RECORDS SUPPLIED:
** start **

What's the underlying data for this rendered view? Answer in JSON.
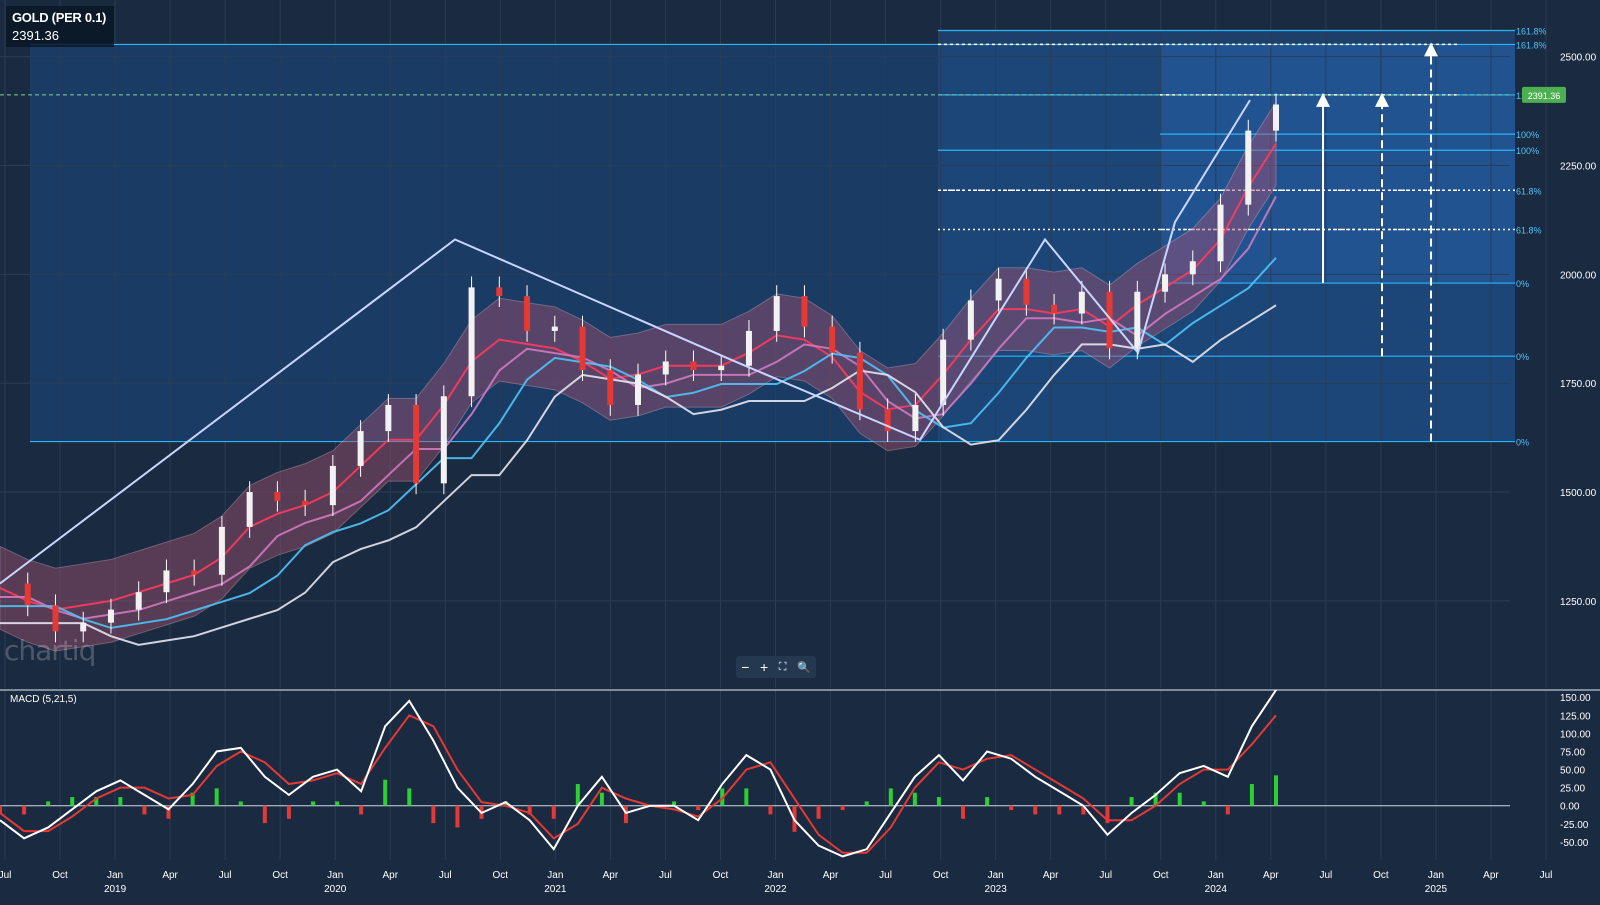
{
  "header": {
    "symbol": "GOLD (PER 0.1)",
    "last_price": "2391.36"
  },
  "price_tag": "2391.36",
  "logo_text": "chartiq",
  "zoom_controls": {
    "zoom_out": "−",
    "zoom_in": "+",
    "fullscreen": "⛶",
    "zoom_search": "🔍"
  },
  "macd_label": "MACD (5,21,5)",
  "colors": {
    "bg": "#1a2a40",
    "fib_box": "#1a4a7a",
    "envelope": "#a35070",
    "up": "#2bd134",
    "down": "#e53935"
  },
  "chart_data": [
    {
      "type": "line",
      "name": "price",
      "x_ticks_month": [
        "Jul",
        "Oct",
        "Jan",
        "Apr",
        "Jul",
        "Oct",
        "Jan",
        "Apr",
        "Jul",
        "Oct",
        "Jan",
        "Apr",
        "Jul",
        "Oct",
        "Jan",
        "Apr",
        "Jul",
        "Oct",
        "Jan",
        "Apr",
        "Jul",
        "Oct",
        "Jan",
        "Apr",
        "Jul",
        "Oct",
        "Jan",
        "Apr",
        "Jul"
      ],
      "x_ticks_year": [
        "2019",
        "2020",
        "2021",
        "2022",
        "2023",
        "2024",
        "2025"
      ],
      "y_ticks": [
        "2500.00",
        "2250.00",
        "2000.00",
        "1750.00",
        "1500.00",
        "1250.00"
      ],
      "ylim": [
        1050,
        2630
      ],
      "series": [
        {
          "values": [
            1290,
            1240,
            1180,
            1200,
            1230,
            1270,
            1320,
            1310,
            1420,
            1500,
            1480,
            1470,
            1560,
            1640,
            1700,
            1520,
            1720,
            1970,
            1950,
            1870,
            1880,
            1780,
            1700,
            1770,
            1800,
            1780,
            1790,
            1870,
            1950,
            1880,
            1820,
            1690,
            1640,
            1700,
            1850,
            1940,
            1990,
            1930,
            1910,
            1960,
            1830,
            1960,
            2000,
            2030,
            2160,
            2330,
            2390
          ]
        },
        {
          "values": [
            1280,
            1250,
            1230,
            1240,
            1250,
            1270,
            1290,
            1310,
            1350,
            1420,
            1450,
            1470,
            1500,
            1560,
            1620,
            1620,
            1700,
            1800,
            1850,
            1840,
            1830,
            1800,
            1760,
            1770,
            1790,
            1790,
            1790,
            1820,
            1860,
            1850,
            1810,
            1730,
            1690,
            1700,
            1770,
            1850,
            1920,
            1920,
            1910,
            1920,
            1880,
            1930,
            1970,
            2010,
            2080,
            2200,
            2300
          ]
        }
      ]
    },
    {
      "type": "line",
      "name": "fibonacci",
      "levels": [
        "161.8%",
        "161.8%",
        "127.2%",
        "100%",
        "100%",
        "61.8%",
        "61.8%",
        "0%",
        "0%",
        "0%"
      ],
      "values": [
        2560,
        2528,
        2412,
        2322,
        2285,
        2193,
        2103,
        1980,
        1812,
        1616
      ]
    },
    {
      "type": "bar",
      "name": "MACD histogram",
      "y_ticks": [
        "150.00",
        "125.00",
        "100.00",
        "75.00",
        "50.00",
        "25.00",
        "0.00",
        "-25.00",
        "-50.00"
      ],
      "ylim": [
        -75,
        160
      ],
      "macd": [
        -20,
        -45,
        -30,
        -5,
        20,
        35,
        15,
        -5,
        30,
        75,
        80,
        40,
        15,
        40,
        50,
        20,
        110,
        145,
        90,
        25,
        -10,
        5,
        -20,
        -60,
        0,
        40,
        -10,
        0,
        0,
        -20,
        30,
        70,
        50,
        -20,
        -55,
        -70,
        -60,
        -10,
        40,
        70,
        35,
        75,
        65,
        40,
        20,
        0,
        -40,
        -10,
        15,
        45,
        55,
        40,
        110,
        160
      ],
      "signal": [
        -10,
        -35,
        -35,
        -15,
        10,
        25,
        25,
        10,
        15,
        55,
        75,
        60,
        30,
        35,
        45,
        30,
        80,
        125,
        110,
        50,
        5,
        0,
        -10,
        -45,
        -25,
        25,
        10,
        0,
        -5,
        -15,
        10,
        50,
        60,
        10,
        -40,
        -65,
        -65,
        -30,
        25,
        60,
        50,
        65,
        70,
        50,
        30,
        10,
        -20,
        -20,
        0,
        30,
        50,
        50,
        85,
        125
      ]
    }
  ]
}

** end **

WORK TO DO: Without including any picture, retype the entries exactly.

EXERCISE RESPONSE:
What's the underlying data for this rendered view? Answer in JSON.
{
  "header": {
    "symbol": "GOLD (PER 0.1)",
    "last_price": "2391.36"
  },
  "price_tag": "2391.36",
  "logo_text": "chartiq",
  "zoom_controls": {
    "zoom_out": "−",
    "zoom_in": "+",
    "fullscreen": "⛶",
    "zoom_search": "🔍"
  },
  "macd_label": "MACD (5,21,5)",
  "colors": {
    "bg": "#1a2a40",
    "fib_box": "#1a4a7a",
    "envelope": "#a35070",
    "up": "#2bd134",
    "down": "#e53935"
  },
  "chart_data": [
    {
      "type": "line",
      "name": "price",
      "x_ticks_month": [
        "Jul",
        "Oct",
        "Jan",
        "Apr",
        "Jul",
        "Oct",
        "Jan",
        "Apr",
        "Jul",
        "Oct",
        "Jan",
        "Apr",
        "Jul",
        "Oct",
        "Jan",
        "Apr",
        "Jul",
        "Oct",
        "Jan",
        "Apr",
        "Jul",
        "Oct",
        "Jan",
        "Apr",
        "Jul",
        "Oct",
        "Jan",
        "Apr",
        "Jul"
      ],
      "x_ticks_year": [
        "2019",
        "2020",
        "2021",
        "2022",
        "2023",
        "2024",
        "2025"
      ],
      "y_ticks": [
        "2500.00",
        "2250.00",
        "2000.00",
        "1750.00",
        "1500.00",
        "1250.00"
      ],
      "ylim": [
        1050,
        2630
      ],
      "series": [
        {
          "values": [
            1290,
            1240,
            1180,
            1200,
            1230,
            1270,
            1320,
            1310,
            1420,
            1500,
            1480,
            1470,
            1560,
            1640,
            1700,
            1520,
            1720,
            1970,
            1950,
            1870,
            1880,
            1780,
            1700,
            1770,
            1800,
            1780,
            1790,
            1870,
            1950,
            1880,
            1820,
            1690,
            1640,
            1700,
            1850,
            1940,
            1990,
            1930,
            1910,
            1960,
            1830,
            1960,
            2000,
            2030,
            2160,
            2330,
            2390
          ]
        },
        {
          "values": [
            1280,
            1250,
            1230,
            1240,
            1250,
            1270,
            1290,
            1310,
            1350,
            1420,
            1450,
            1470,
            1500,
            1560,
            1620,
            1620,
            1700,
            1800,
            1850,
            1840,
            1830,
            1800,
            1760,
            1770,
            1790,
            1790,
            1790,
            1820,
            1860,
            1850,
            1810,
            1730,
            1690,
            1700,
            1770,
            1850,
            1920,
            1920,
            1910,
            1920,
            1880,
            1930,
            1970,
            2010,
            2080,
            2200,
            2300
          ]
        }
      ]
    },
    {
      "type": "line",
      "name": "fibonacci",
      "levels": [
        "161.8%",
        "161.8%",
        "127.2%",
        "100%",
        "100%",
        "61.8%",
        "61.8%",
        "0%",
        "0%",
        "0%"
      ],
      "values": [
        2560,
        2528,
        2412,
        2322,
        2285,
        2193,
        2103,
        1980,
        1812,
        1616
      ]
    },
    {
      "type": "bar",
      "name": "MACD histogram",
      "y_ticks": [
        "150.00",
        "125.00",
        "100.00",
        "75.00",
        "50.00",
        "25.00",
        "0.00",
        "-25.00",
        "-50.00"
      ],
      "ylim": [
        -75,
        160
      ],
      "macd": [
        -20,
        -45,
        -30,
        -5,
        20,
        35,
        15,
        -5,
        30,
        75,
        80,
        40,
        15,
        40,
        50,
        20,
        110,
        145,
        90,
        25,
        -10,
        5,
        -20,
        -60,
        0,
        40,
        -10,
        0,
        0,
        -20,
        30,
        70,
        50,
        -20,
        -55,
        -70,
        -60,
        -10,
        40,
        70,
        35,
        75,
        65,
        40,
        20,
        0,
        -40,
        -10,
        15,
        45,
        55,
        40,
        110,
        160
      ],
      "signal": [
        -10,
        -35,
        -35,
        -15,
        10,
        25,
        25,
        10,
        15,
        55,
        75,
        60,
        30,
        35,
        45,
        30,
        80,
        125,
        110,
        50,
        5,
        0,
        -10,
        -45,
        -25,
        25,
        10,
        0,
        -5,
        -15,
        10,
        50,
        60,
        10,
        -40,
        -65,
        -65,
        -30,
        25,
        60,
        50,
        65,
        70,
        50,
        30,
        10,
        -20,
        -20,
        0,
        30,
        50,
        50,
        85,
        125
      ]
    }
  ]
}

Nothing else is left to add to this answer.